— Begin TEXT SEGMENT —

Moreno Valley Comeback

Decennial census information is important because of what it tells us about who we are. Where we live. How many of us are married. How many children we have. Whether we rent or own our homes. How much time we take getting to work. How we get there. How much education we have.

But the information sometimes tells who we are not -- that is, it dispels image of ourselves that were never accurate or are outdated. And that's equally important.

A prime example is Moreno Valley, which went through some tough times in the early 1990s, but today isn't the community you may think it is. For example, its median household income, a key measure of a community's economic vitality and an important statistic for its future development, closed the decade at
$47,387, substantially higher than Riverside's and comparable to Redlands'. That's right, Redlands, the city so often associated with affluence in the region.

Make no mistake, Moreno Valley had some hard times in the 1990s. That median household income number grew by only 12.3 percent in the decade, while the norm was more like 20 percent. Redlands, a big winner, added nearly 30 percent.

So part of Moreno Valley's strong close of the decade resulted  from its strong beginning. It was the boom town of the 1980s, both in population growth and in establishing an economic base. Some retrenchment was inevitable, but it got more than retrenchment in the early 1990s.

The downgrading of March Air Force Base was a body blow, as it was almost everywhere else where a large military installation shut down or changed status. If things were bad in Riverside County, they were worse in Moreno Valley.

For example, the county's property value, reflected in the 1994-95 tax roll, took an almost unprecedented fall of less than one half of 1 percent, while Riverside's was up 1 percent and Temecula's, 0.6 percent. And when the county real estate
recession got really bad, declining 0.7 percent on the 1996-97 roll, Moreno Valley's was down 4.5 percent. (In contrast, Riverside's was down just 2 percent and Temecula's was actually up 1.4 percent.)

— End TEXT SEGMENT —

● SET OF TASKS
A: Answer these about the Moreno Valley piece:
(i) What median household income did Moreno Valley close the decade at?
(ii) By what percent did that income figure grow in the decade?
(iii) Which installation's downgrading does the piece call a body blow?
B: Rewrite the stretch of the Moreno Valley piece from "Moreno Valley Comeback" through "that's equally important.", putting "wed" in place of "married".
C: Say whether each statement agrees with the Moreno Valley piece, quoting the words that decide it:
(i) Redlands added nearly 30 percent to its median household income in the decade.
(ii) Temecula's property value declined on the 1996-97 roll.
(iii) Moreno Valley was the boom town of the 1980s.

— Begin GIVEN INFORMATION —

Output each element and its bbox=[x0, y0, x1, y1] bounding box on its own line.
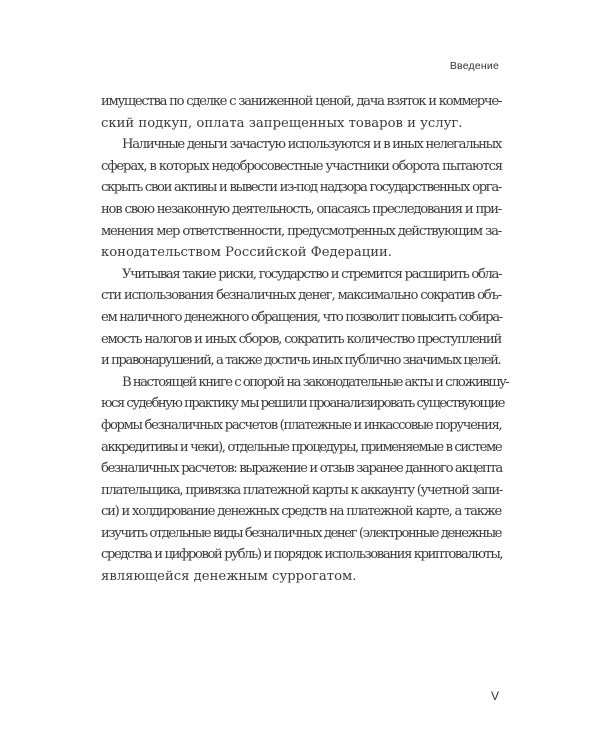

— End GIVEN INFORMATION —

● ANSWERS GIVEN
A:
(i) $47,387
(ii) 12.3 percent
(iii) March Air Force Base

B:
Moreno Valley Comeback

Decennial census information is important because of what it tells us about who we are. Where we live. How many of us are wed. How many children we have. Whether we rent or own our homes. How much time we take getting to work. How we get there. How much education we have.

But the information sometimes tells who we are not -- that is, it dispels image of ourselves that were never accurate or are outdated. And that's equally important.

C:
(i) Yes: "Redlands, a big winner, added nearly 30 percent."
(ii) No: "Temecula's was actually up 1.4 percent."
(iii) Yes: "It was the boom town of the 1980s"